Figure dataset records:
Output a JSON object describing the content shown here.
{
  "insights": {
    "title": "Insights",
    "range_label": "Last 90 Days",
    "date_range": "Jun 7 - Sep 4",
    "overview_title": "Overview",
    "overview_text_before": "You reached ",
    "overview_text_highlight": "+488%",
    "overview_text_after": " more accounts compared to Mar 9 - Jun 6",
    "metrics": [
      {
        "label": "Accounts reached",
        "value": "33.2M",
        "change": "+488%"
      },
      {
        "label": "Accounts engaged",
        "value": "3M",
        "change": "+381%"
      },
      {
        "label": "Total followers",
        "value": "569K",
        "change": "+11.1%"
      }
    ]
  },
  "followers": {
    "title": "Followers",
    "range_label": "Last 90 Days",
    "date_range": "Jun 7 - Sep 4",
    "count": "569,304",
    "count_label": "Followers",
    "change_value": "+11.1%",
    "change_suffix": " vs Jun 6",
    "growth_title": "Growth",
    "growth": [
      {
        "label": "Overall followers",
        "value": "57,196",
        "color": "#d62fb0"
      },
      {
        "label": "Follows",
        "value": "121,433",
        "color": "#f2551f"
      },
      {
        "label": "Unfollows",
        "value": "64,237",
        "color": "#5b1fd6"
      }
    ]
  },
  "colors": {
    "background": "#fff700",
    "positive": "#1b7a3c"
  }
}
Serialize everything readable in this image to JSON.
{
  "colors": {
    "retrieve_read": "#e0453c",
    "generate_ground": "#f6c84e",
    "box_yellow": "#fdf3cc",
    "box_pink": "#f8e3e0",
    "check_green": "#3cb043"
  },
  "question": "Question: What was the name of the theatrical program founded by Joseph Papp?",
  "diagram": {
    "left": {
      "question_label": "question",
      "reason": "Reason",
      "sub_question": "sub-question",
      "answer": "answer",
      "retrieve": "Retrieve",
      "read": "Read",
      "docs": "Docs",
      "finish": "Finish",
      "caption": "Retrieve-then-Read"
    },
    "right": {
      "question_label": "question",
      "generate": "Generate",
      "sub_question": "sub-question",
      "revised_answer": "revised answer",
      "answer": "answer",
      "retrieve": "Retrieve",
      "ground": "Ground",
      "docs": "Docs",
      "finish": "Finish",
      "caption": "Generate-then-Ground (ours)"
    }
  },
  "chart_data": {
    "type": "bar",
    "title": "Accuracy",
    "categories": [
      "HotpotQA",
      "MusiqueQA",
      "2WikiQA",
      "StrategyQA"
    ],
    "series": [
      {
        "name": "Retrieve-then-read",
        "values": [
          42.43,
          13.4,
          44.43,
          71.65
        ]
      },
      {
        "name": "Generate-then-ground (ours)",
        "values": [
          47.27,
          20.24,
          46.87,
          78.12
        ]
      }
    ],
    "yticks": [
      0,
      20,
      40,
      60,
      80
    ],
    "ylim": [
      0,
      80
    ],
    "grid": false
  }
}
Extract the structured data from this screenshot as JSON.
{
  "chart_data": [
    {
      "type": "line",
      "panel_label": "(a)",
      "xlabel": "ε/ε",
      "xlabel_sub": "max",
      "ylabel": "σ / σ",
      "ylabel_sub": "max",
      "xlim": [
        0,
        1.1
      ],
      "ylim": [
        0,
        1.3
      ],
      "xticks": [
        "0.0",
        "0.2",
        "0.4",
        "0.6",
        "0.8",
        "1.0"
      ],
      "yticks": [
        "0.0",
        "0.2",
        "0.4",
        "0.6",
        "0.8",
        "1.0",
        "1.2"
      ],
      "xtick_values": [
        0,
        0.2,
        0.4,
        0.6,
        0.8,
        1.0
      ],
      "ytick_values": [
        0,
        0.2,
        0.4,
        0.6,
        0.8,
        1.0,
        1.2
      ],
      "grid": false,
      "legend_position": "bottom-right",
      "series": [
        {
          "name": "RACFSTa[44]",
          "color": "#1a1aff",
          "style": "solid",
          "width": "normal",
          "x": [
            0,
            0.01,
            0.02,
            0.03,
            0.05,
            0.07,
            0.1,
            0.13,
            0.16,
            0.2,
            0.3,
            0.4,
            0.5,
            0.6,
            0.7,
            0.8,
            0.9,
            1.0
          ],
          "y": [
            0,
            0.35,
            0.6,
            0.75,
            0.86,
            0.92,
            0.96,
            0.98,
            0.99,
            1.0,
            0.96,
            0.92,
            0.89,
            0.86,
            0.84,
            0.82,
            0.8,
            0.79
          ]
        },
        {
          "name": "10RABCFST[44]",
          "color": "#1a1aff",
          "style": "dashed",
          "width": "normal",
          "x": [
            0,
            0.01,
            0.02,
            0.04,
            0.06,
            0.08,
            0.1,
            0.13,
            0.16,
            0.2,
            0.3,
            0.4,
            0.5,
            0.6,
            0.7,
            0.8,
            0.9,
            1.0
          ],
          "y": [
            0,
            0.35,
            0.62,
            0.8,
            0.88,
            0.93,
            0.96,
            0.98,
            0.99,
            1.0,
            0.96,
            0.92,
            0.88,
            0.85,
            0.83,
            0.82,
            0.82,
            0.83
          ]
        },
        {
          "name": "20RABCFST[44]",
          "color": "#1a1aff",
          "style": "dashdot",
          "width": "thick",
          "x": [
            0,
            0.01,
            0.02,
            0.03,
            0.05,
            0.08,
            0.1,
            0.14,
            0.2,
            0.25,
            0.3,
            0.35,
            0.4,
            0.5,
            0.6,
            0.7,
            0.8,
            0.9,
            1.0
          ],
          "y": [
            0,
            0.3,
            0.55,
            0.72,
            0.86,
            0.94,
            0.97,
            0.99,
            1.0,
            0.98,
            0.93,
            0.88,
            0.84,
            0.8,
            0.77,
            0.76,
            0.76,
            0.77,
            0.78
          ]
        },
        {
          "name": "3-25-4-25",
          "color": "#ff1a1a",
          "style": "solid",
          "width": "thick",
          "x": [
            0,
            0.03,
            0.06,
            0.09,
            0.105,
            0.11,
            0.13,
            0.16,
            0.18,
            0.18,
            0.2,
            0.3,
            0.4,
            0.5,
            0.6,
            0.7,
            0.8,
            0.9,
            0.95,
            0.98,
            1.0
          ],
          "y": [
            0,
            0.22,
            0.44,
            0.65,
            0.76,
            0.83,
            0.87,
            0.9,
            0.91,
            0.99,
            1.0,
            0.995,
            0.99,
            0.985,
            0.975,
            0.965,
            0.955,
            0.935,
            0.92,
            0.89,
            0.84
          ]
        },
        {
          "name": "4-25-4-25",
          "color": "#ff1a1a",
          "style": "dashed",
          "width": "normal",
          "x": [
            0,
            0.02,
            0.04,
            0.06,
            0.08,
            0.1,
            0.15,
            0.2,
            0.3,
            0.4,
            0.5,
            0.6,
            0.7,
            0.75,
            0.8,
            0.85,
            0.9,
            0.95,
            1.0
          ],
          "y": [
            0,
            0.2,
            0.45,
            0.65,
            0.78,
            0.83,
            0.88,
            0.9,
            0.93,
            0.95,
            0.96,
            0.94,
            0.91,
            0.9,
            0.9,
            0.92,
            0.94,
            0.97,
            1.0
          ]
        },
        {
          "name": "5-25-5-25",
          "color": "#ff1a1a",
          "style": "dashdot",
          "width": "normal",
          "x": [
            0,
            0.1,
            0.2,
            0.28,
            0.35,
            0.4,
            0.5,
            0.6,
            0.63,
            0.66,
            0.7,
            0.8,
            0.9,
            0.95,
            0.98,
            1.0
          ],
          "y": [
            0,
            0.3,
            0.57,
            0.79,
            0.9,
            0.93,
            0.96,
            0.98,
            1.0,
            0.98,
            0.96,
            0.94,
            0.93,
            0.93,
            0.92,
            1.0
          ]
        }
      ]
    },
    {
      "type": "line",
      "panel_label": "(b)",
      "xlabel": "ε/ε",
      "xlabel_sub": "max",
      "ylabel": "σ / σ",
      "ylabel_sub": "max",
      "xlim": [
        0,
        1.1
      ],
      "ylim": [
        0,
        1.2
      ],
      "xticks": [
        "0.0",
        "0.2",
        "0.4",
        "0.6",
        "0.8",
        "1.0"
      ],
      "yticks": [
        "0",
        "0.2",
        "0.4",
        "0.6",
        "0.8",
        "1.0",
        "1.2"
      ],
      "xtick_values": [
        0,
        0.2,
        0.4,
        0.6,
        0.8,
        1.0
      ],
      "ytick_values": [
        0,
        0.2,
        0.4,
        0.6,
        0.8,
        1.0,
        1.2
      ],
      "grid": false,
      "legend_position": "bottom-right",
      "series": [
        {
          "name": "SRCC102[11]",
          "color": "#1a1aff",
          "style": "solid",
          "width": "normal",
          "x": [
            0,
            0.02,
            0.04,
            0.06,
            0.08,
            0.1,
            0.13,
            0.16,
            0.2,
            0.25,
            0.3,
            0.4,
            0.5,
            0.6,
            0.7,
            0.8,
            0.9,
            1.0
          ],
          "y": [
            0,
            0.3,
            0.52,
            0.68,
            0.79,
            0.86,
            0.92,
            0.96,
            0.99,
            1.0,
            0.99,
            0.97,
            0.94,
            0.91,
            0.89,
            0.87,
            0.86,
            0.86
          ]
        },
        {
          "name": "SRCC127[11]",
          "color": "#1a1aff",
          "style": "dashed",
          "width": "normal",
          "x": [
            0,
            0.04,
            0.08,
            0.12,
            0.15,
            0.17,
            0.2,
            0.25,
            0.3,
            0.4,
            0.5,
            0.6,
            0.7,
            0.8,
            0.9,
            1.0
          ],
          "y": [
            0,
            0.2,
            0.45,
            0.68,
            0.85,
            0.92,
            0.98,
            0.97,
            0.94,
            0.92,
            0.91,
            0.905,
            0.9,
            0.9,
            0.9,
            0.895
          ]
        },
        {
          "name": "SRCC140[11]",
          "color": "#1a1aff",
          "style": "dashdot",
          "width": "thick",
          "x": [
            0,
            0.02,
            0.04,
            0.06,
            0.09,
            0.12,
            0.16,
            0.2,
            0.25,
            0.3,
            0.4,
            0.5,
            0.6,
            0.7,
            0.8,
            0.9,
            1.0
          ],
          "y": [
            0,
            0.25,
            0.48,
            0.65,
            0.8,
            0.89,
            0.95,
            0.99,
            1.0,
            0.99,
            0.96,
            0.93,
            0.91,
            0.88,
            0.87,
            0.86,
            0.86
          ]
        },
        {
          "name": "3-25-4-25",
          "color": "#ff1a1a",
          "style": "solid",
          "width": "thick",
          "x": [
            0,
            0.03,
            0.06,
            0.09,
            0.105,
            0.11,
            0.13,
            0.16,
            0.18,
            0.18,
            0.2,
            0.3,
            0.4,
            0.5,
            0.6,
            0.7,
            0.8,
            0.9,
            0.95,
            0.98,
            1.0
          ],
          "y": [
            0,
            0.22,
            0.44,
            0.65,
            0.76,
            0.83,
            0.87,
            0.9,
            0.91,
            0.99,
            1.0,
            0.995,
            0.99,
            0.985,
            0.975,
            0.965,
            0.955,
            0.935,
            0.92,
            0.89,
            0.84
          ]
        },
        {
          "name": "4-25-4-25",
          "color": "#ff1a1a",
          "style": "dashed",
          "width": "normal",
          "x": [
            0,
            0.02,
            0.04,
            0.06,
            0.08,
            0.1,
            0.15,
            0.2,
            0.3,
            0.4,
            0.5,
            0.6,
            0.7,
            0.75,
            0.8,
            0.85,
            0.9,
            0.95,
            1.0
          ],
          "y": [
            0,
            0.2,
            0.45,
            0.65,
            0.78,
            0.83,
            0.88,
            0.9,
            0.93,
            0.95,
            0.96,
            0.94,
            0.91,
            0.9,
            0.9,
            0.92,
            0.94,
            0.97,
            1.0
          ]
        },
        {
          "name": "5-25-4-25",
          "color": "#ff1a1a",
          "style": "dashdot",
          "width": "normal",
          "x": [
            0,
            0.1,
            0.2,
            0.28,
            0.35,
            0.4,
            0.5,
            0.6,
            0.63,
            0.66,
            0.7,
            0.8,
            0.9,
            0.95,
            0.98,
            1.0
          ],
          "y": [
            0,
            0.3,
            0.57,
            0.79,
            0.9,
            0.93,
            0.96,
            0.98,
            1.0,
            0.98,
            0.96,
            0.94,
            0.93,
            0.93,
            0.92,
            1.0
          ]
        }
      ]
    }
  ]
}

Directions for this task: Lines of the material that contain the word "reached" are to be gathered.

Written answer:
    "overview_text_before": "You reached ",
        "label": "Accounts reached",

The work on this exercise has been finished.